#### Saved data entries
=======

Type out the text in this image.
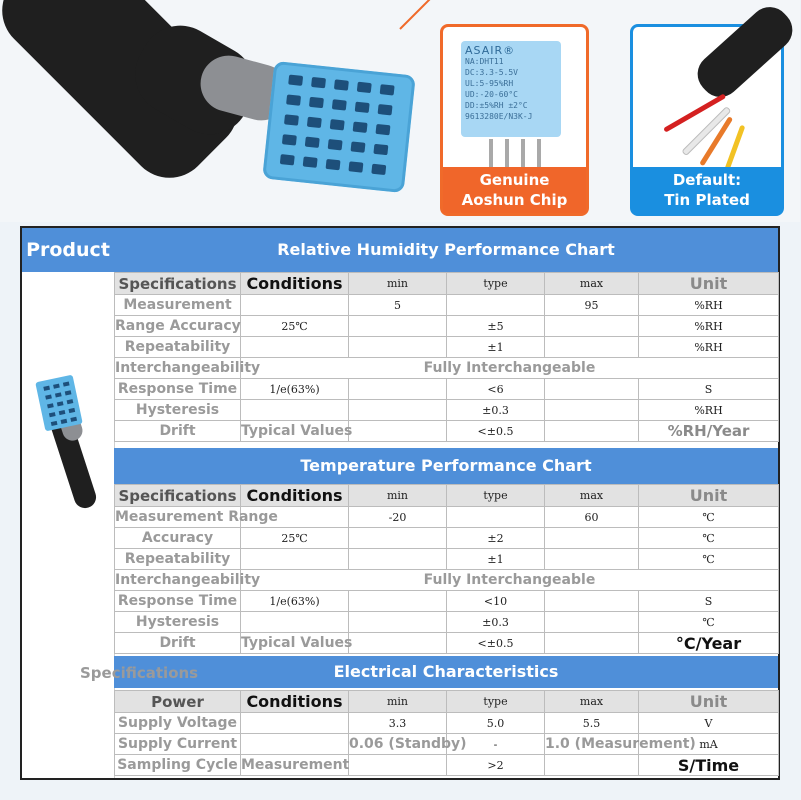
ASAIR®
NA:DHT11
DC:3.3-5.5V
UL:5-95%RH
UD:-20-60°C
DD:±5%RH ±2°C
9613280E/N3K-J
Genuine
Aoshun Chip
Default:
Tin Plated
Product	Relative Humidity Performance Chart
Specifications	Conditions	min	type	max	Unit
Measurement		5		95	%RH
Range Accuracy	25℃		±5		%RH
Repeatability			±1		%RH
Interchangeability	Fully Interchangeable				
Response Time	1/e(63%)		<6		S
Hysteresis			±0.3		%RH
Drift	Typical Values		<±0.5		%RH/Year
Temperature Performance Chart
Specifications	Conditions	min	type	max	Unit
Measurement Range		-20		60	℃
Accuracy	25℃		±2		℃
Repeatability			±1		℃
Interchangeability	Fully Interchangeable				
Response Time	1/e(63%)		<10		S
Hysteresis			±0.3		℃
Drift	Typical Values		<±0.5		°C/Year
Electrical Characteristics
Specifications
Power	Conditions	min	type	max	Unit
Supply Voltage		3.3	5.0	5.5	V
Supply Current		0.06 (Standby)	-	1.0 (Measurement)	mA
Sampling Cycle	Measurement		>2		S/Time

=======

#### Requirement
Output every entry word for word, but omit the pictures.

#### The completed task
Type out the text in this image.
ASAIR®
NA:DHT11
DC:3.3-5.5V
UL:5-95%RH
UD:-20-60°C
DD:±5%RH ±2°C
9613280E/N3K-J
Genuine
Aoshun Chip
Default:
Tin Plated
Product	Relative Humidity Performance Chart
Specifications	Conditions	min	type	max	Unit
Measurement		5		95	%RH
Range Accuracy	25℃		±5		%RH
Repeatability			±1		%RH
Interchangeability	Fully Interchangeable				
Response Time	1/e(63%)		<6		S
Hysteresis			±0.3		%RH
Drift	Typical Values		<±0.5		%RH/Year
Temperature Performance Chart
Specifications	Conditions	min	type	max	Unit
Measurement Range		-20		60	℃
Accuracy	25℃		±2		℃
Repeatability			±1		℃
Interchangeability	Fully Interchangeable				
Response Time	1/e(63%)		<10		S
Hysteresis			±0.3		℃
Drift	Typical Values		<±0.5		°C/Year
Electrical Characteristics
Specifications
Power	Conditions	min	type	max	Unit
Supply Voltage		3.3	5.0	5.5	V
Supply Current		0.06 (Standby)	-	1.0 (Measurement)	mA
Sampling Cycle	Measurement		>2		S/Time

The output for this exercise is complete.